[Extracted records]
□ □ □ □ □ □ □

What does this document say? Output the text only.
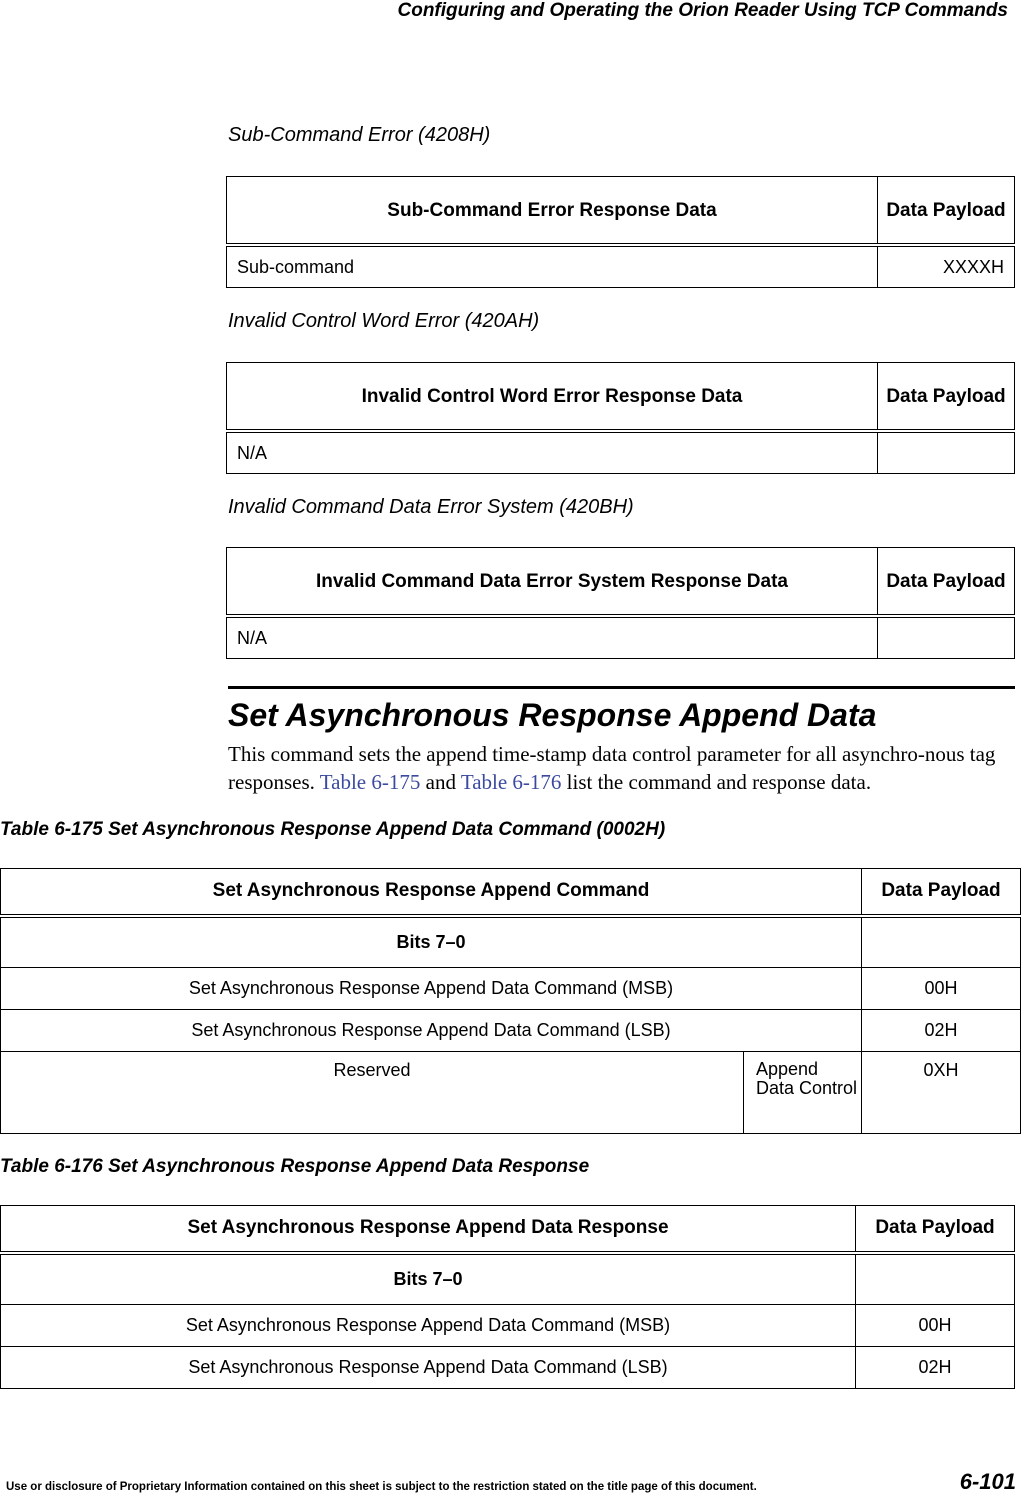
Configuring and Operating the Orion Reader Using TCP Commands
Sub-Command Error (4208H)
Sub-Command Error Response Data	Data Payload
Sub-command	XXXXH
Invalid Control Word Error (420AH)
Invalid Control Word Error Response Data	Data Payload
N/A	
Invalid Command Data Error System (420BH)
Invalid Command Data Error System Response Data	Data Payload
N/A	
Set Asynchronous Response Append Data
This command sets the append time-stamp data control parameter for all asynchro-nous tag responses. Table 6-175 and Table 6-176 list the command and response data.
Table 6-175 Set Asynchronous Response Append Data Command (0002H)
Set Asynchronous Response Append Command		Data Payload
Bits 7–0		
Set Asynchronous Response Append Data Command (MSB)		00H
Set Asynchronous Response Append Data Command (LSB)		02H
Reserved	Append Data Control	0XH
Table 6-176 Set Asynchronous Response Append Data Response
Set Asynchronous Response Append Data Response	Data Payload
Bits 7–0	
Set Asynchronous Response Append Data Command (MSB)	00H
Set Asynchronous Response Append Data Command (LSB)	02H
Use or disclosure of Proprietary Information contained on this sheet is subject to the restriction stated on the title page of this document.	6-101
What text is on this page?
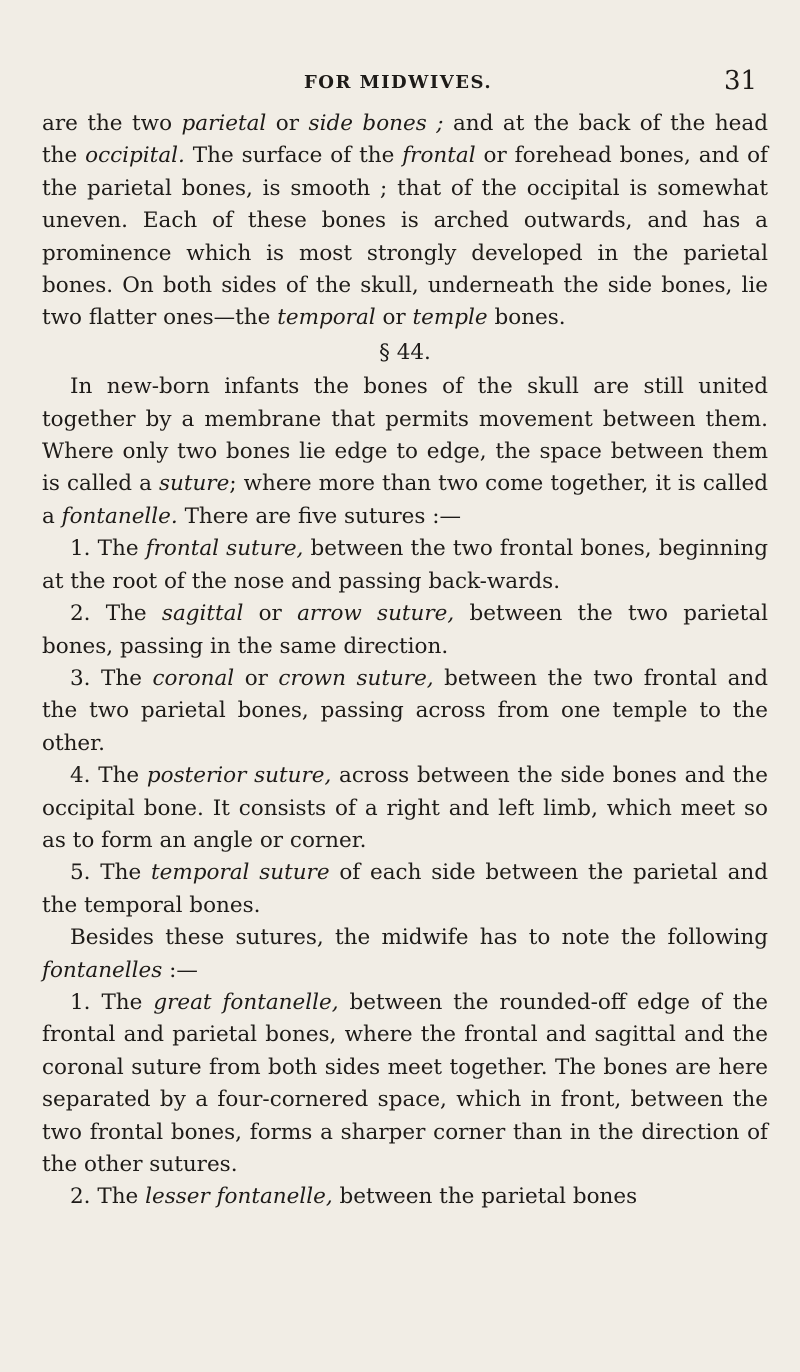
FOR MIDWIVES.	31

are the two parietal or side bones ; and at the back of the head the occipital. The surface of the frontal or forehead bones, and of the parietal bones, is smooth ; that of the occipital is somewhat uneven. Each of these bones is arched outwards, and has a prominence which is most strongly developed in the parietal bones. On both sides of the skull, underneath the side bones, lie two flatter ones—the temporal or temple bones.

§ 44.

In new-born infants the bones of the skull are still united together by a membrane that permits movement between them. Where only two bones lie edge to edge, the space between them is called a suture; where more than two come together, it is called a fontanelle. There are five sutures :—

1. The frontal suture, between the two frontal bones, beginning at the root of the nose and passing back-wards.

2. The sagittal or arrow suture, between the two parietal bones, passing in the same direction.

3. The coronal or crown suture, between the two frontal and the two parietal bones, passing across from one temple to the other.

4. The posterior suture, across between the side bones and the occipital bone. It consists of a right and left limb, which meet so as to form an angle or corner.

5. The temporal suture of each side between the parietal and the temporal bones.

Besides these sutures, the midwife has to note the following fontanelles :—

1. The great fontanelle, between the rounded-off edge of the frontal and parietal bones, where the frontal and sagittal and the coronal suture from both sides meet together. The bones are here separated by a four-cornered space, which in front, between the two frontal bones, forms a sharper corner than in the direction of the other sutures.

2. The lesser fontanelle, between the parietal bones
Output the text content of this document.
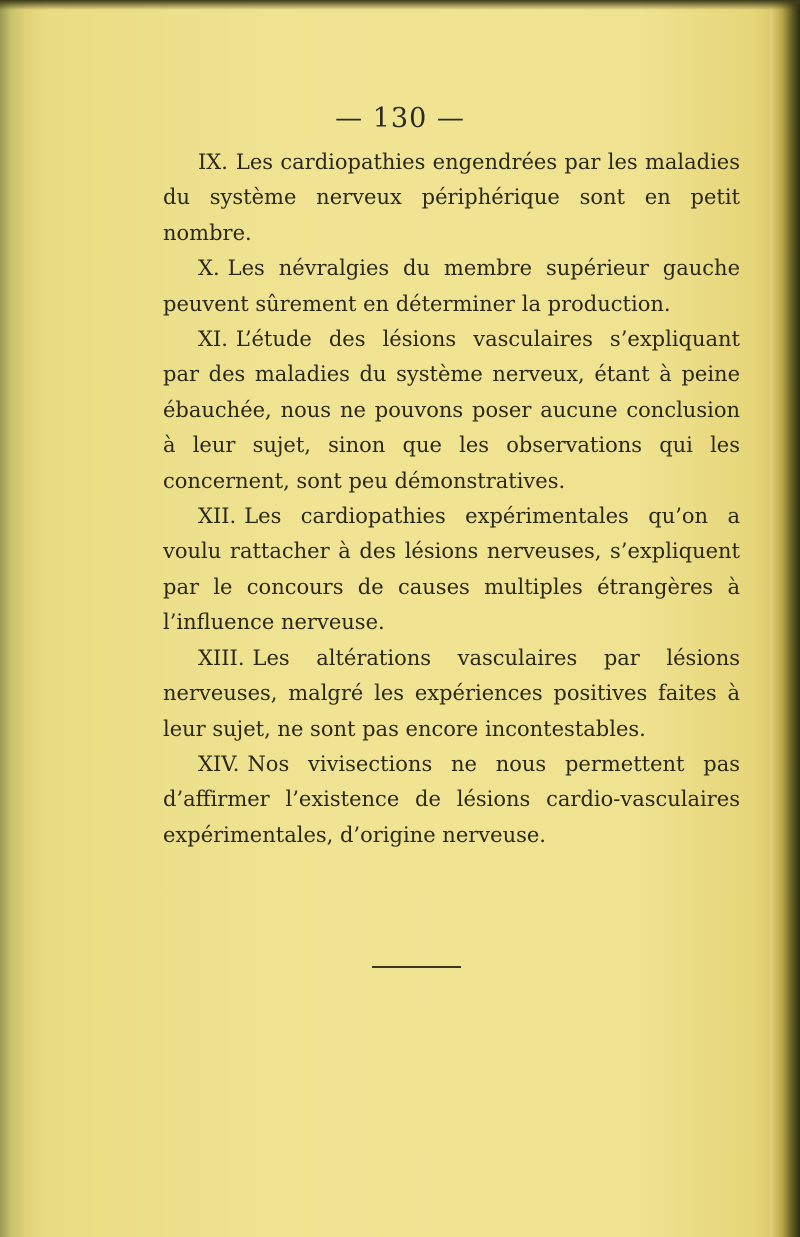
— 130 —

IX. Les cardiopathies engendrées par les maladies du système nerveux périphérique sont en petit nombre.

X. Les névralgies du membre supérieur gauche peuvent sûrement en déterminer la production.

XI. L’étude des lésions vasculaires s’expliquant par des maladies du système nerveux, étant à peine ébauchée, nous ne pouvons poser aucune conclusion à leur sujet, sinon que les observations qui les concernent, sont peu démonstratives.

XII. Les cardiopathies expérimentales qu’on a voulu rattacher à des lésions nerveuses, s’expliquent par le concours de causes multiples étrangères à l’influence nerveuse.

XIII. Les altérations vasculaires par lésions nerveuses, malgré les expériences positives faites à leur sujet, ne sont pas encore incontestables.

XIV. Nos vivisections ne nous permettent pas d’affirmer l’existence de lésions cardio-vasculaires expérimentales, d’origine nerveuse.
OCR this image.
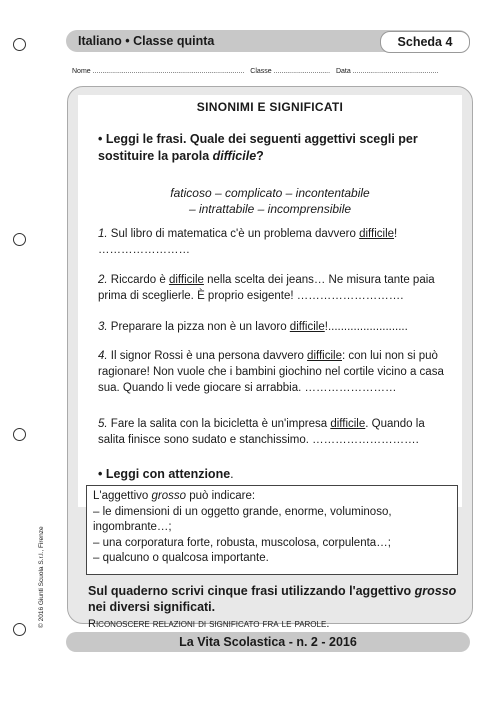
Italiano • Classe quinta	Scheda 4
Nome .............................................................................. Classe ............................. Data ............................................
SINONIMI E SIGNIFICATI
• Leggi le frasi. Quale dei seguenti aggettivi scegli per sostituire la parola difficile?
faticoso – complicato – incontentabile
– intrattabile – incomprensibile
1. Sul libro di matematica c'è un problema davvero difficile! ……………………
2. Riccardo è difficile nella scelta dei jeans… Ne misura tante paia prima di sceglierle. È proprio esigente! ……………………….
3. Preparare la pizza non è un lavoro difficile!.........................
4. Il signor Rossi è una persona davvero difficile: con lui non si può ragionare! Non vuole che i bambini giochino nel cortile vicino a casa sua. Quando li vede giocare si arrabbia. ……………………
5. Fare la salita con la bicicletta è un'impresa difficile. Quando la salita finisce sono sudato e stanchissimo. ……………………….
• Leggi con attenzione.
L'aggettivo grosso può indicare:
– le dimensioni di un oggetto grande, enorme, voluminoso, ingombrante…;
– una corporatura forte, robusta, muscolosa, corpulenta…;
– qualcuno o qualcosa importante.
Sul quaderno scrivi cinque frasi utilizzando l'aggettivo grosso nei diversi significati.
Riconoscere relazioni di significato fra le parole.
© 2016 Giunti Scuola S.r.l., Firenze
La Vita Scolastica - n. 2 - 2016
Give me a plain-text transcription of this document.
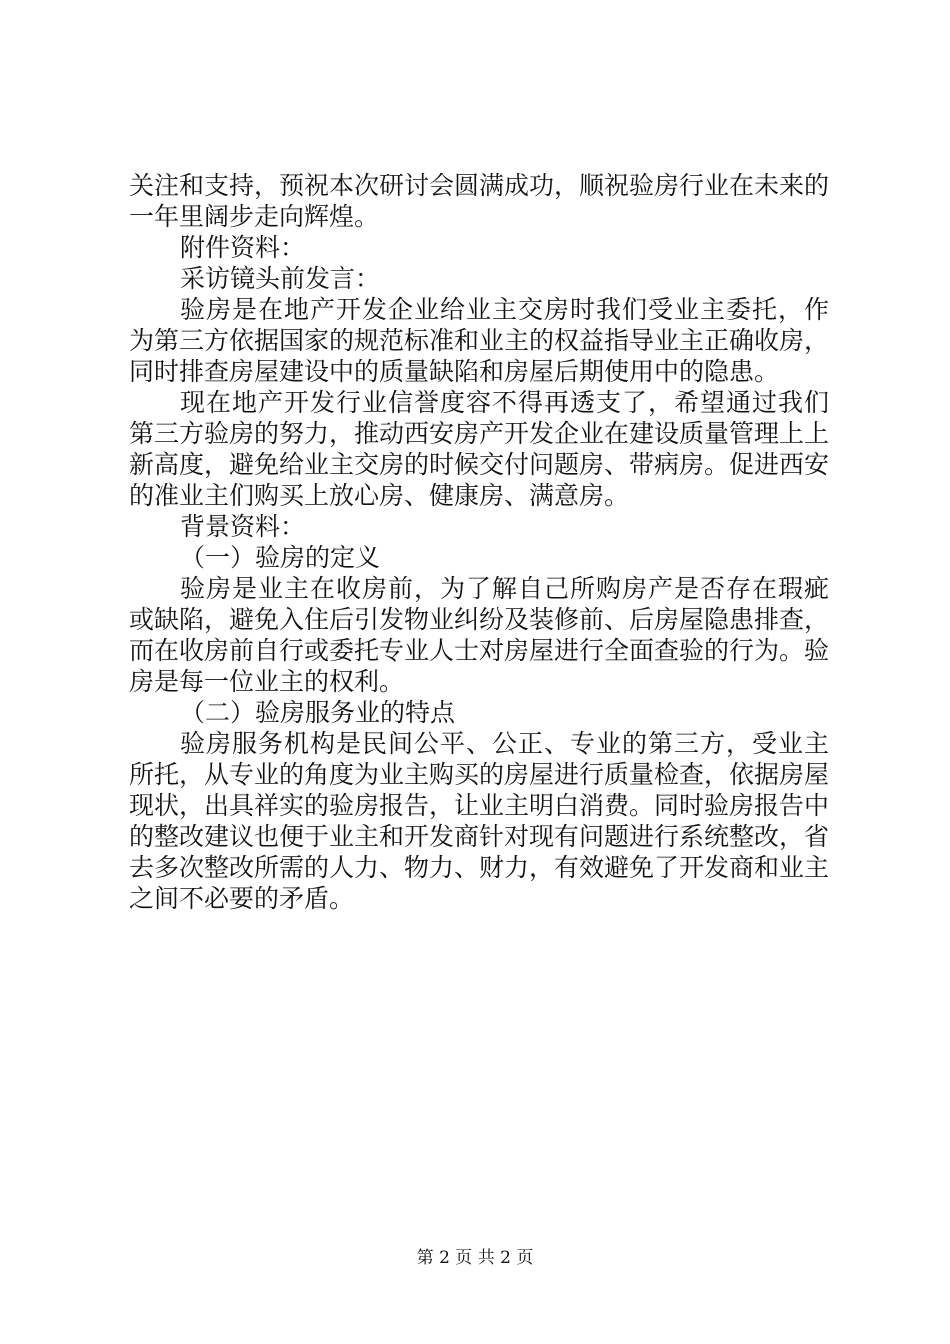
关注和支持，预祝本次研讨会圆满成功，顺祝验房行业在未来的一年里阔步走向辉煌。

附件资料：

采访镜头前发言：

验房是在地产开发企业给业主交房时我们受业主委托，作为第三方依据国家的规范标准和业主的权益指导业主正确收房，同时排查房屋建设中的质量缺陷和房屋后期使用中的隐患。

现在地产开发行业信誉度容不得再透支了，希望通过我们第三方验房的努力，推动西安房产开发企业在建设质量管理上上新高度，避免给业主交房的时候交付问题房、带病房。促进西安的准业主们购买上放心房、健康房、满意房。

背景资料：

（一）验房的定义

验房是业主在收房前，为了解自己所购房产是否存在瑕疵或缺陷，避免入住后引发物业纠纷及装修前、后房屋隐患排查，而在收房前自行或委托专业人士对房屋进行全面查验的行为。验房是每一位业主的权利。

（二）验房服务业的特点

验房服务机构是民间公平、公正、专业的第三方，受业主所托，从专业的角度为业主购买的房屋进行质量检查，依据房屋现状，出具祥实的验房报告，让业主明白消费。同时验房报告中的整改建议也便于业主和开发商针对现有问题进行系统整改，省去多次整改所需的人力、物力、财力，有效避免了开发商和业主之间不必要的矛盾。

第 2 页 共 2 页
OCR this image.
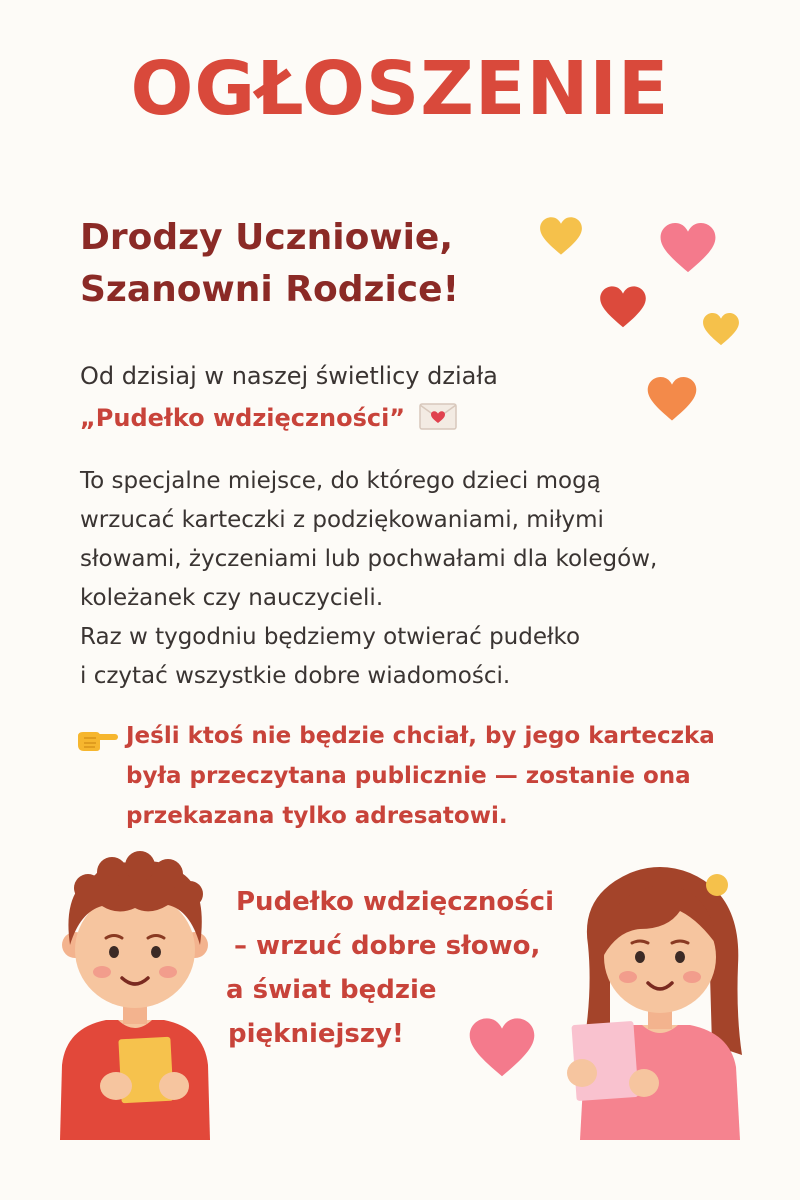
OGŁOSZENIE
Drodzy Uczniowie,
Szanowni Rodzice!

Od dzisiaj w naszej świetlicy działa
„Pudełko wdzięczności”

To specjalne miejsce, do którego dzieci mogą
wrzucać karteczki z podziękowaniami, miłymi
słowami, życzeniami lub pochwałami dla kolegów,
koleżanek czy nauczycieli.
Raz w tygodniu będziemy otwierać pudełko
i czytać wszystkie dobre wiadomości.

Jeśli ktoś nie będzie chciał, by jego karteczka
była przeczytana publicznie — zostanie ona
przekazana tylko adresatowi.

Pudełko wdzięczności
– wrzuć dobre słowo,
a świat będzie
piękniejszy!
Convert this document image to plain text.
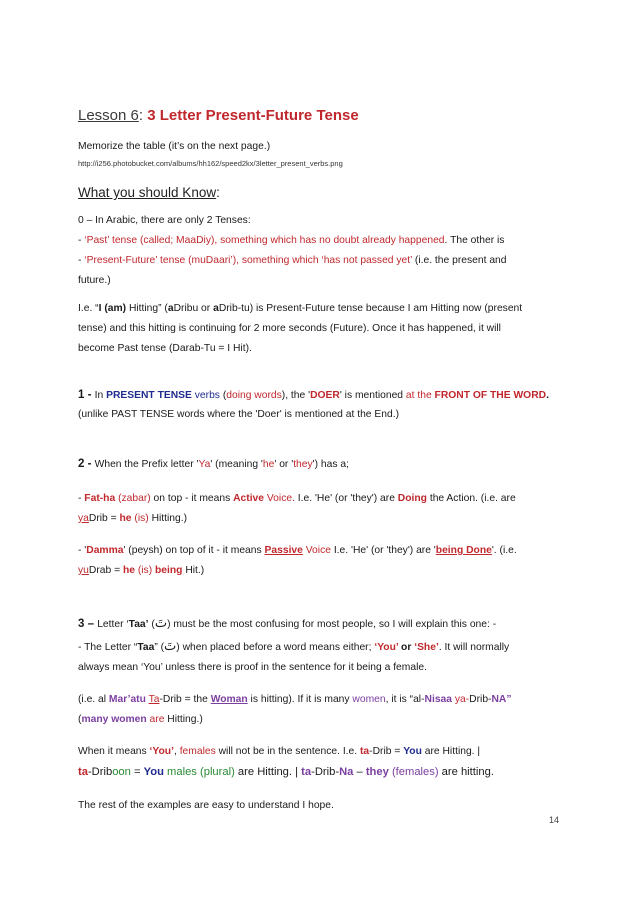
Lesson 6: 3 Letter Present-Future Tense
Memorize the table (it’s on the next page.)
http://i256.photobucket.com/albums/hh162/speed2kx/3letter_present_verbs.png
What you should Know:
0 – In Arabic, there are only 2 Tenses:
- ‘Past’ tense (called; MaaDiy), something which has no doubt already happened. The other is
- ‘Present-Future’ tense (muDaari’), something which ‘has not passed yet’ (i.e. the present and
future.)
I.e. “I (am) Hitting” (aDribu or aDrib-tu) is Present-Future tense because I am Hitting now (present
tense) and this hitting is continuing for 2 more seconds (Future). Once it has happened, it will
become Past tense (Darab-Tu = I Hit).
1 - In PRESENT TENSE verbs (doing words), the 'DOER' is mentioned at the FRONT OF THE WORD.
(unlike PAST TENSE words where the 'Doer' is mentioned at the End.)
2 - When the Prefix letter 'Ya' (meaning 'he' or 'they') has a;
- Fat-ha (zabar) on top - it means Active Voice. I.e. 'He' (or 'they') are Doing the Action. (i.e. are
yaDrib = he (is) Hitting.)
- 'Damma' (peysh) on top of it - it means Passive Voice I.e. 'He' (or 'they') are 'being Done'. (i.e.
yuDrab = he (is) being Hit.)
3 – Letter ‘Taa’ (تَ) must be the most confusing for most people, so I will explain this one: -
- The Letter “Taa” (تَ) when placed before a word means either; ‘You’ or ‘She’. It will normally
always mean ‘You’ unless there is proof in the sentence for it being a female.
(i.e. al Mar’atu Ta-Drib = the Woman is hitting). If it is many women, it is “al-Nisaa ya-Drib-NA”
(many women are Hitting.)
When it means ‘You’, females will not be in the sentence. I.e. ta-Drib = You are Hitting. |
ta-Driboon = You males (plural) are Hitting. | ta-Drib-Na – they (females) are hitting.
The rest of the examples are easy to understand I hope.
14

□ □ □ □ □ □ □

Your task is to report how many lines of the material include the string "Voice". Give the number and no other words.

2